■ PROVIDED RECORDS:

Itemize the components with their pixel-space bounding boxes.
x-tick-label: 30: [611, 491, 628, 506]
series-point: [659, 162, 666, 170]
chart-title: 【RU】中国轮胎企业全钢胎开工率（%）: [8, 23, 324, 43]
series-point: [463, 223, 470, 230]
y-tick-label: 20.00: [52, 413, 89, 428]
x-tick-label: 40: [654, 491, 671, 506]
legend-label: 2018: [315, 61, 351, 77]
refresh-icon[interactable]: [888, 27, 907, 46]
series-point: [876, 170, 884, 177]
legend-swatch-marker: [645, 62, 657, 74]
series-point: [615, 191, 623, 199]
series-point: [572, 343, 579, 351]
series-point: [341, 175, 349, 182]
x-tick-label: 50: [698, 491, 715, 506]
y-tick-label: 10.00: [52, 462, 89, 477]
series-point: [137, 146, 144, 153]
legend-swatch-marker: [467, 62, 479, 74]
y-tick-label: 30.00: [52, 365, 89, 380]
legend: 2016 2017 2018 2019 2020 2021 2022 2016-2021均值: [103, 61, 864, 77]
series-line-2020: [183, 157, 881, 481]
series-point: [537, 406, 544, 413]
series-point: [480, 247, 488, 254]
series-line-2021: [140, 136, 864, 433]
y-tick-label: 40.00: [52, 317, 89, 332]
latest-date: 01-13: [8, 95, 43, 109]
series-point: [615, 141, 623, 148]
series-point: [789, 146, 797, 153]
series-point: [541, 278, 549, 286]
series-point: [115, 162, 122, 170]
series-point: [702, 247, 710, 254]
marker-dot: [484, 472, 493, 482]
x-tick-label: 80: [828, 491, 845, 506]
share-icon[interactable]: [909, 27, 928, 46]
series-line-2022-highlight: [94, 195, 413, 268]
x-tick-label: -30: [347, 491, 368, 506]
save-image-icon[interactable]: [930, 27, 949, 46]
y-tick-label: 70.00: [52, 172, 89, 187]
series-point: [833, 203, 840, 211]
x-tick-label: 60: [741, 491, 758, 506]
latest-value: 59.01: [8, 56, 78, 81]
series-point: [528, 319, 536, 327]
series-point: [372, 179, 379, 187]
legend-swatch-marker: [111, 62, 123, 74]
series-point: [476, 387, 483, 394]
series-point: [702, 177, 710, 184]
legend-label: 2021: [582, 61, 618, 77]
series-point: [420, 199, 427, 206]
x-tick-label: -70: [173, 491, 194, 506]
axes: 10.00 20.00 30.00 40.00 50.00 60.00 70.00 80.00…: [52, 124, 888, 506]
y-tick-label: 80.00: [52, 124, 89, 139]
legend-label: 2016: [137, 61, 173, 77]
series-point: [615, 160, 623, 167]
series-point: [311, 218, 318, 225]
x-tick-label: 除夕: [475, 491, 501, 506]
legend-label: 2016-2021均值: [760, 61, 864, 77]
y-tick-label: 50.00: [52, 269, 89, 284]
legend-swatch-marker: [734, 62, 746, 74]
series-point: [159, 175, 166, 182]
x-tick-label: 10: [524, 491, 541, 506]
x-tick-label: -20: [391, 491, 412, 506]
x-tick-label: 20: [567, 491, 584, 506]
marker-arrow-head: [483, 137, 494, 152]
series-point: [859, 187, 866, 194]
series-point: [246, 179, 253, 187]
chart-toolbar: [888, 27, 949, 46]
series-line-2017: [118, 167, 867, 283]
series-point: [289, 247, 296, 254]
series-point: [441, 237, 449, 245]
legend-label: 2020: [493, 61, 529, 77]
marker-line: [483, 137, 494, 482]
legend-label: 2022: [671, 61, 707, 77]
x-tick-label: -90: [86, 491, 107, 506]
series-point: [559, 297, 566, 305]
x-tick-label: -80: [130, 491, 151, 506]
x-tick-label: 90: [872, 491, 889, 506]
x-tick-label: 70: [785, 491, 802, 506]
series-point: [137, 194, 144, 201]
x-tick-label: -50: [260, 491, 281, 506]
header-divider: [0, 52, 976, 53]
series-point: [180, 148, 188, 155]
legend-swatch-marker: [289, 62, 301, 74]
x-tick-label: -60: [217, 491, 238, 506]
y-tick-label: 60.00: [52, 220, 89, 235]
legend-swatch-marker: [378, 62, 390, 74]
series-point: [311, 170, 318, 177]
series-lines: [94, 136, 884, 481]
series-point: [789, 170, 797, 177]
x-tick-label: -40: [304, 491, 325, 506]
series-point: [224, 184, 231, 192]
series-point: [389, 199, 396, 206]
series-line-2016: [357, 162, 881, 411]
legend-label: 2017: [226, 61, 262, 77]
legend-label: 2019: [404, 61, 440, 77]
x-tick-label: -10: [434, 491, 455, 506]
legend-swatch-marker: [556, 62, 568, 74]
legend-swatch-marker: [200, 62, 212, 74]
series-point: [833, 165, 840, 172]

* * *

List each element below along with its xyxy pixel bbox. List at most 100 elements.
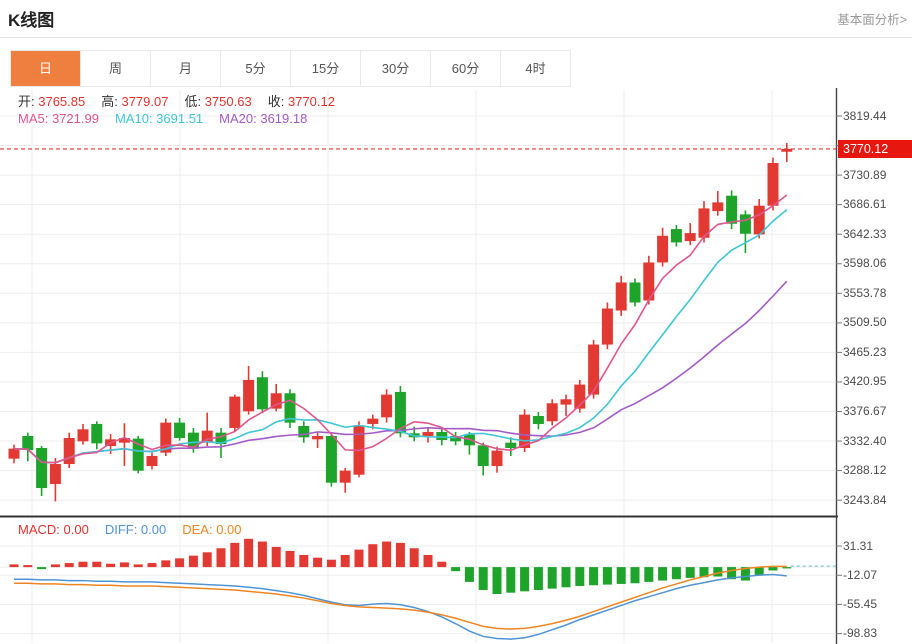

==

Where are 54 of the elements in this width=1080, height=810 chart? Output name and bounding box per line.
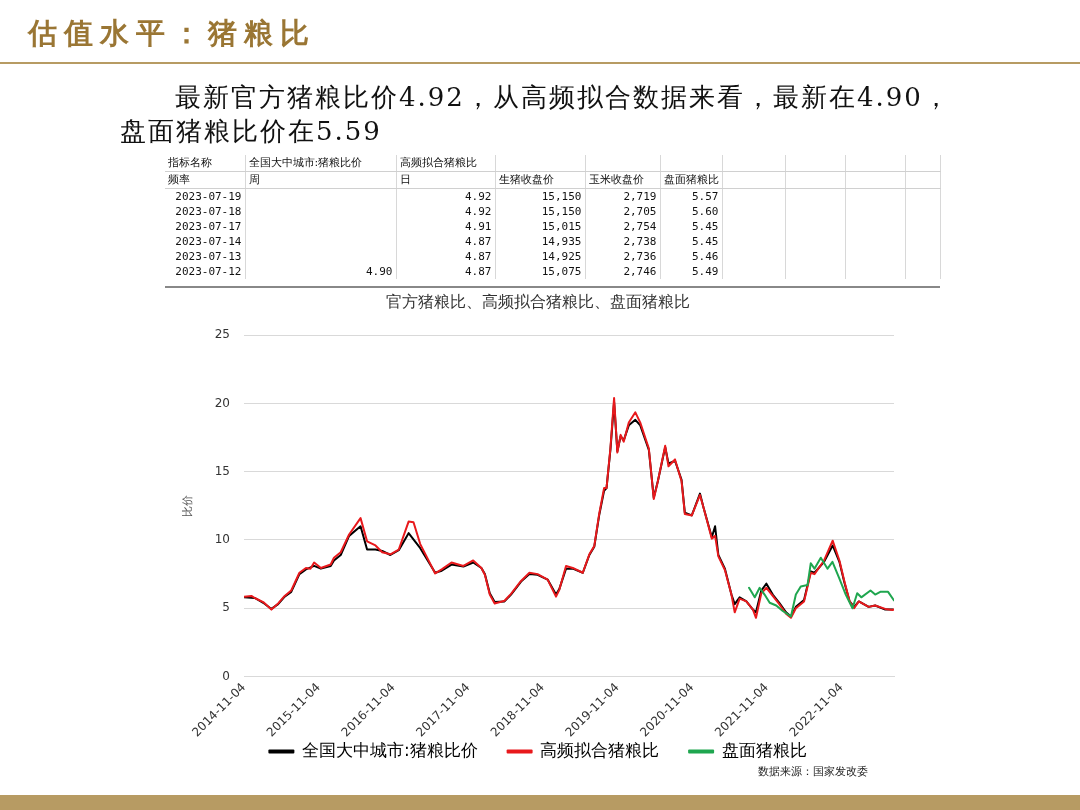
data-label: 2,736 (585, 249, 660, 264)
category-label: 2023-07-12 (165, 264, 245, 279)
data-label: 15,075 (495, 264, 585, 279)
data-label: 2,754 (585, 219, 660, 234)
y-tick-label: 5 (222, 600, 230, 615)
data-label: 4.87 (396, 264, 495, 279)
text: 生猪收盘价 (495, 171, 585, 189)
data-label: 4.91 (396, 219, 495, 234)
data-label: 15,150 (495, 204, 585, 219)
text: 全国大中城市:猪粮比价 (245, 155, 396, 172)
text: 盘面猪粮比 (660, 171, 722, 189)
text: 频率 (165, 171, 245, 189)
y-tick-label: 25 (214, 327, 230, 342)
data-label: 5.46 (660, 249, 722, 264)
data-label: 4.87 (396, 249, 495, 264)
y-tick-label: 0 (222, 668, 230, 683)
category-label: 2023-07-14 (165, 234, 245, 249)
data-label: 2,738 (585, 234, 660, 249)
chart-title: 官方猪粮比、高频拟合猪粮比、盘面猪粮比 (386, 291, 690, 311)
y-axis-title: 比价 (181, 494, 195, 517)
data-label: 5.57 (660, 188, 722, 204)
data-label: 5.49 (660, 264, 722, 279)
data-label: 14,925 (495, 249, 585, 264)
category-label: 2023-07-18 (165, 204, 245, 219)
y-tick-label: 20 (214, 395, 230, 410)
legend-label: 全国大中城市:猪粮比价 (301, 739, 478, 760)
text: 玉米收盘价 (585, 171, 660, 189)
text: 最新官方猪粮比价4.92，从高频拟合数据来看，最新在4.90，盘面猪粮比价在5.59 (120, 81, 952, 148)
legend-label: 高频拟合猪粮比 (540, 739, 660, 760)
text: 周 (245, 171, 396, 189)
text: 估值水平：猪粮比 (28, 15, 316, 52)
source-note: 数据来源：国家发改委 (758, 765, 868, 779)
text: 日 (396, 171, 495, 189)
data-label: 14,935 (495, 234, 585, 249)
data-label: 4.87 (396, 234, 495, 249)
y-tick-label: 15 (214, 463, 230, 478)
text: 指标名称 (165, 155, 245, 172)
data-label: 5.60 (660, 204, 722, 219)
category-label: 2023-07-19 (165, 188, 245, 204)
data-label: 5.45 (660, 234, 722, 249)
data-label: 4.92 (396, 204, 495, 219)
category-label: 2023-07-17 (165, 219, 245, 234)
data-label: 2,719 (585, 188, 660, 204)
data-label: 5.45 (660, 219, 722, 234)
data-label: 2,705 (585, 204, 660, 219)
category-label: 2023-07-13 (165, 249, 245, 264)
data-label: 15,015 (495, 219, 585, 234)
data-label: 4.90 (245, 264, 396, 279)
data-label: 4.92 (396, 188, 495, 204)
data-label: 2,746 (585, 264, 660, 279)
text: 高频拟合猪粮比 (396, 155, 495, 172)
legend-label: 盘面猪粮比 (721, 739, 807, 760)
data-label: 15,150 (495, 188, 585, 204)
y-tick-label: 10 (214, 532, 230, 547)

■ SHORT PROBLEM:
Copy out the items in Block 3 word for word, from the line containing "Where are 54" through the line containing "data-label: 4.91 (396, 219, 495, 234)", both lines included, and leave out any picture.

■ ANSWER:
Where are 54 of the elements in this width=1080, height=810 chart? Output name and bounding box per line.
data-label: 2,736 (585, 249, 660, 264)
category-label: 2023-07-12 (165, 264, 245, 279)
data-label: 15,075 (495, 264, 585, 279)
data-label: 2,754 (585, 219, 660, 234)
y-tick-label: 5 (222, 600, 230, 615)
data-label: 4.87 (396, 264, 495, 279)
text: 生猪收盘价 (495, 171, 585, 189)
data-label: 4.91 (396, 219, 495, 234)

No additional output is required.